#### WHAT YOU ARE ASKED TO DO
Wherever the word "System" shows up in a line, please copy that line.

Begin WORKING DATA

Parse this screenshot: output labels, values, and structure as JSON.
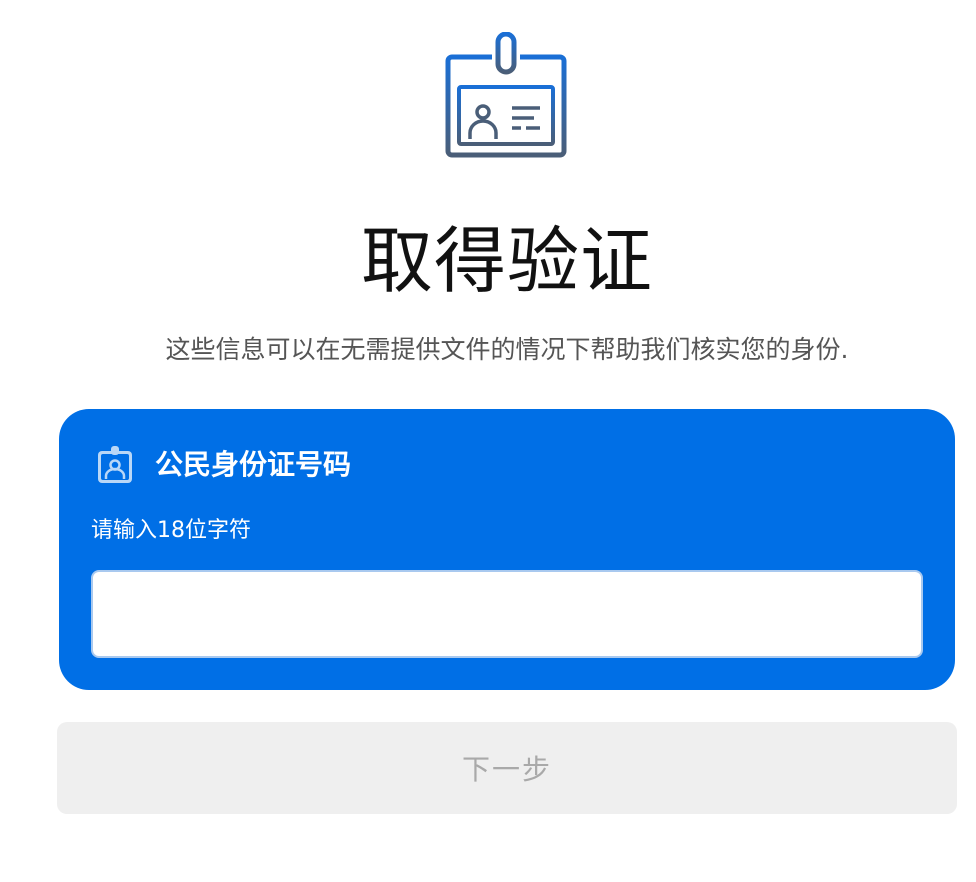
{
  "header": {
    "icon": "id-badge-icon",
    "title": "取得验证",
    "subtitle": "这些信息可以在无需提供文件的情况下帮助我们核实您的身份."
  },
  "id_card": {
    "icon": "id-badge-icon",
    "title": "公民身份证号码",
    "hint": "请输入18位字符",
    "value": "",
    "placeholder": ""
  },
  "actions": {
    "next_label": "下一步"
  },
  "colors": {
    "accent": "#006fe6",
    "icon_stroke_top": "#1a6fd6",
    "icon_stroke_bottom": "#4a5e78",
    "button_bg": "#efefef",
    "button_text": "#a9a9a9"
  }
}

End WORKING DATA
Begin WORKING DATA

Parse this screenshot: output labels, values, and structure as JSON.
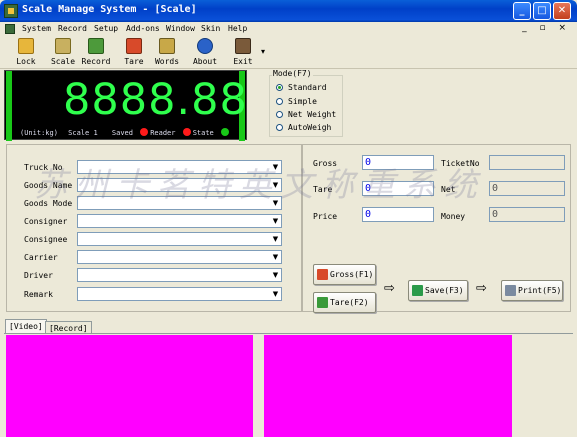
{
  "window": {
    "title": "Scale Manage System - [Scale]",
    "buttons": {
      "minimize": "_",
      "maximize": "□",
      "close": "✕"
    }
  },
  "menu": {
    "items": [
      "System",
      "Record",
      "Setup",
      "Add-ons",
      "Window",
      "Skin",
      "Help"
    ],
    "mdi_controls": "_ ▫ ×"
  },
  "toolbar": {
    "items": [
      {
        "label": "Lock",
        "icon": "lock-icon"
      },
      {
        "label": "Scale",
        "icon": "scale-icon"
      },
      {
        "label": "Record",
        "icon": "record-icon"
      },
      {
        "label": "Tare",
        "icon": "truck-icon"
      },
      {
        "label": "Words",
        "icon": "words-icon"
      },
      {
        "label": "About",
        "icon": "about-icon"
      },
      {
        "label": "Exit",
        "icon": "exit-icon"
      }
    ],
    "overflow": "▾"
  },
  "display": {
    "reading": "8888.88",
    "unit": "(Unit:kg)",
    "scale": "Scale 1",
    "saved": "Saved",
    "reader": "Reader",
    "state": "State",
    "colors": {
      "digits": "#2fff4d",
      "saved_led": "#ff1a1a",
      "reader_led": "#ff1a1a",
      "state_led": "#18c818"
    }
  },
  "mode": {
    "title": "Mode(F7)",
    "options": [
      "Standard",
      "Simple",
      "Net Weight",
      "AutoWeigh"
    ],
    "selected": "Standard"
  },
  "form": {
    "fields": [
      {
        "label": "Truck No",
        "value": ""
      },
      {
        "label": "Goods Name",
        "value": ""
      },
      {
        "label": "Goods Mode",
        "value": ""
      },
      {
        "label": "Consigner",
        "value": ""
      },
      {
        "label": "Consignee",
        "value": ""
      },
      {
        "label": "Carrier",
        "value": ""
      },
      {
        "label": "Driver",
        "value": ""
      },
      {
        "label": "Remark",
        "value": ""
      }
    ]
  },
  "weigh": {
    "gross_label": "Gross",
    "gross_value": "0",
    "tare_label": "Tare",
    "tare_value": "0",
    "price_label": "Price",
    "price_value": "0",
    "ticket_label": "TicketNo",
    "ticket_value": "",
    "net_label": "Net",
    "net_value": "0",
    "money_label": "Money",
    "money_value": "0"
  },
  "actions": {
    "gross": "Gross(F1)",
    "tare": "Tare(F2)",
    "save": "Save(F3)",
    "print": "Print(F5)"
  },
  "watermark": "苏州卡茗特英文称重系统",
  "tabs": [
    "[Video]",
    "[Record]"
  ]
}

End WORKING DATA
Begin WORKING DATA

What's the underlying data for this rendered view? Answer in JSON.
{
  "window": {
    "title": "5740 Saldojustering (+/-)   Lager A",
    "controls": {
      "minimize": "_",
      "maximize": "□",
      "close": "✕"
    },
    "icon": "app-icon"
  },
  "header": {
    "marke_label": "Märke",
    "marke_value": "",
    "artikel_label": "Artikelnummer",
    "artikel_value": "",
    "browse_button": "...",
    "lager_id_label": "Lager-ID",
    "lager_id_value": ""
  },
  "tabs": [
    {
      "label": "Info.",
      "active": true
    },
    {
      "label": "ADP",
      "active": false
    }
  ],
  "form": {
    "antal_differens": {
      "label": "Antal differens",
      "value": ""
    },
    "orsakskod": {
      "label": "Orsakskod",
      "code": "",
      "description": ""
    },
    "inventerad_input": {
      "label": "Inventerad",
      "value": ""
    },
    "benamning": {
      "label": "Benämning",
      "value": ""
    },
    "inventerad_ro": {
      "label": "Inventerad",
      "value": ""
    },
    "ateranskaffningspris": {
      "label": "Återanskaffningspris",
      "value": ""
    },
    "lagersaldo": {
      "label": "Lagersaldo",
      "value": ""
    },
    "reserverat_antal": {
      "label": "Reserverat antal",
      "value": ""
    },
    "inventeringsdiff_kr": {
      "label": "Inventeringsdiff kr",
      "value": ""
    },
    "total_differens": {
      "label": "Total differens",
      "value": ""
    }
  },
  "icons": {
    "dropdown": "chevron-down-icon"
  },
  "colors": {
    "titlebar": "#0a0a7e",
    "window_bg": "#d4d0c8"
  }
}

End WORKING DATA

#### FINISHED EXERCISE
    "title": "Scale Manage System - [Scale]",
      "System",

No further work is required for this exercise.